** start Dataset content **
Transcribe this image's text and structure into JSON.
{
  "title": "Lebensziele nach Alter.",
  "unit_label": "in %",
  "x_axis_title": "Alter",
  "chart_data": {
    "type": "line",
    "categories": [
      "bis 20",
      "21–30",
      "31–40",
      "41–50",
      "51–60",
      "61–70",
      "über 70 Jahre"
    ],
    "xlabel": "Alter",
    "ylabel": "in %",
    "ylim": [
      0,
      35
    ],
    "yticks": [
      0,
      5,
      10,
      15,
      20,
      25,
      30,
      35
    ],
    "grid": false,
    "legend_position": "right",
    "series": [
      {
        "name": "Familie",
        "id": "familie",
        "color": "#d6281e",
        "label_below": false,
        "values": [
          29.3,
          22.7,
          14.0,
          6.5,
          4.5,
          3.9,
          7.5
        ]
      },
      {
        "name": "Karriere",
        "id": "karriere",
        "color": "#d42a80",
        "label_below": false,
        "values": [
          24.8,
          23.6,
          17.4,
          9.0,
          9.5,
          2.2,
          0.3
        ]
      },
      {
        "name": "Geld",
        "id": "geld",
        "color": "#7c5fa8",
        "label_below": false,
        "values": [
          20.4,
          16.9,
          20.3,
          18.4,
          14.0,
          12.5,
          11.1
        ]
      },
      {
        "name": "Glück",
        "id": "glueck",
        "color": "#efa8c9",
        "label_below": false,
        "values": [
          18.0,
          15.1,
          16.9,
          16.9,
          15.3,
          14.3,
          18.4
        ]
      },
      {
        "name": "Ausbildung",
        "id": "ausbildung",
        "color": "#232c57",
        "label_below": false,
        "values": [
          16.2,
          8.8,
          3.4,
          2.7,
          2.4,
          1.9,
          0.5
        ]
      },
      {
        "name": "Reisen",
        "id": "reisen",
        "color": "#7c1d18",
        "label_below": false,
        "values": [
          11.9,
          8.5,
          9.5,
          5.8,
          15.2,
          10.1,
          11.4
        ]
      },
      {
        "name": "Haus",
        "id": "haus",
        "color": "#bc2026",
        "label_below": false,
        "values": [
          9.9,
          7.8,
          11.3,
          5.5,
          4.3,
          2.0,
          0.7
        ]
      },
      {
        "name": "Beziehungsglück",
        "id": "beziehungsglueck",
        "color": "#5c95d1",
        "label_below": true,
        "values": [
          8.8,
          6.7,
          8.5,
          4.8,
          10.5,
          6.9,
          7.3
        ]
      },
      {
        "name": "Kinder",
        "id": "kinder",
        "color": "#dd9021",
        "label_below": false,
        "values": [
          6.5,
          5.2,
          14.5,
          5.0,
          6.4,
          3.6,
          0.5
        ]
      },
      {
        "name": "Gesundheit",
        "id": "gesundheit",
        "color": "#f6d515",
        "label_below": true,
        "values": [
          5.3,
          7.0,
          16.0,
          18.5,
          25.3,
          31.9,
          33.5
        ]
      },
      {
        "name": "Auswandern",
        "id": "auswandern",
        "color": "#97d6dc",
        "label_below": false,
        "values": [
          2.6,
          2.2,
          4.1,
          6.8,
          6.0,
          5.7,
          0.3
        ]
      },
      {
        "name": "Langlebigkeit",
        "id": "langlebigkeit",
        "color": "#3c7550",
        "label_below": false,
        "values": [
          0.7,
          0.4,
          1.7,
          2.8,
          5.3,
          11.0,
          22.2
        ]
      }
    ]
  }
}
** end Dataset content **
Return every record, word for word.

Reply to the exercise:
Transcribe this image's text and structure into JSON.
{
  "title": "Lebensziele nach Alter.",
  "unit_label": "in %",
  "x_axis_title": "Alter",
  "chart_data": {
    "type": "line",
    "categories": [
      "bis 20",
      "21–30",
      "31–40",
      "41–50",
      "51–60",
      "61–70",
      "über 70 Jahre"
    ],
    "xlabel": "Alter",
    "ylabel": "in %",
    "ylim": [
      0,
      35
    ],
    "yticks": [
      0,
      5,
      10,
      15,
      20,
      25,
      30,
      35
    ],
    "grid": false,
    "legend_position": "right",
    "series": [
      {
        "name": "Familie",
        "id": "familie",
        "color": "#d6281e",
        "label_below": false,
        "values": [
          29.3,
          22.7,
          14.0,
          6.5,
          4.5,
          3.9,
          7.5
        ]
      },
      {
        "name": "Karriere",
        "id": "karriere",
        "color": "#d42a80",
        "label_below": false,
        "values": [
          24.8,
          23.6,
          17.4,
          9.0,
          9.5,
          2.2,
          0.3
        ]
      },
      {
        "name": "Geld",
        "id": "geld",
        "color": "#7c5fa8",
        "label_below": false,
        "values": [
          20.4,
          16.9,
          20.3,
          18.4,
          14.0,
          12.5,
          11.1
        ]
      },
      {
        "name": "Glück",
        "id": "glueck",
        "color": "#efa8c9",
        "label_below": false,
        "values": [
          18.0,
          15.1,
          16.9,
          16.9,
          15.3,
          14.3,
          18.4
        ]
      },
      {
        "name": "Ausbildung",
        "id": "ausbildung",
        "color": "#232c57",
        "label_below": false,
        "values": [
          16.2,
          8.8,
          3.4,
          2.7,
          2.4,
          1.9,
          0.5
        ]
      },
      {
        "name": "Reisen",
        "id": "reisen",
        "color": "#7c1d18",
        "label_below": false,
        "values": [
          11.9,
          8.5,
          9.5,
          5.8,
          15.2,
          10.1,
          11.4
        ]
      },
      {
        "name": "Haus",
        "id": "haus",
        "color": "#bc2026",
        "label_below": false,
        "values": [
          9.9,
          7.8,
          11.3,
          5.5,
          4.3,
          2.0,
          0.7
        ]
      },
      {
        "name": "Beziehungsglück",
        "id": "beziehungsglueck",
        "color": "#5c95d1",
        "label_below": true,
        "values": [
          8.8,
          6.7,
          8.5,
          4.8,
          10.5,
          6.9,
          7.3
        ]
      },
      {
        "name": "Kinder",
        "id": "kinder",
        "color": "#dd9021",
        "label_below": false,
        "values": [
          6.5,
          5.2,
          14.5,
          5.0,
          6.4,
          3.6,
          0.5
        ]
      },
      {
        "name": "Gesundheit",
        "id": "gesundheit",
        "color": "#f6d515",
        "label_below": true,
        "values": [
          5.3,
          7.0,
          16.0,
          18.5,
          25.3,
          31.9,
          33.5
        ]
      },
      {
        "name": "Auswandern",
        "id": "auswandern",
        "color": "#97d6dc",
        "label_below": false,
        "values": [
          2.6,
          2.2,
          4.1,
          6.8,
          6.0,
          5.7,
          0.3
        ]
      },
      {
        "name": "Langlebigkeit",
        "id": "langlebigkeit",
        "color": "#3c7550",
        "label_below": false,
        "values": [
          0.7,
          0.4,
          1.7,
          2.8,
          5.3,
          11.0,
          22.2
        ]
      }
    ]
  }
}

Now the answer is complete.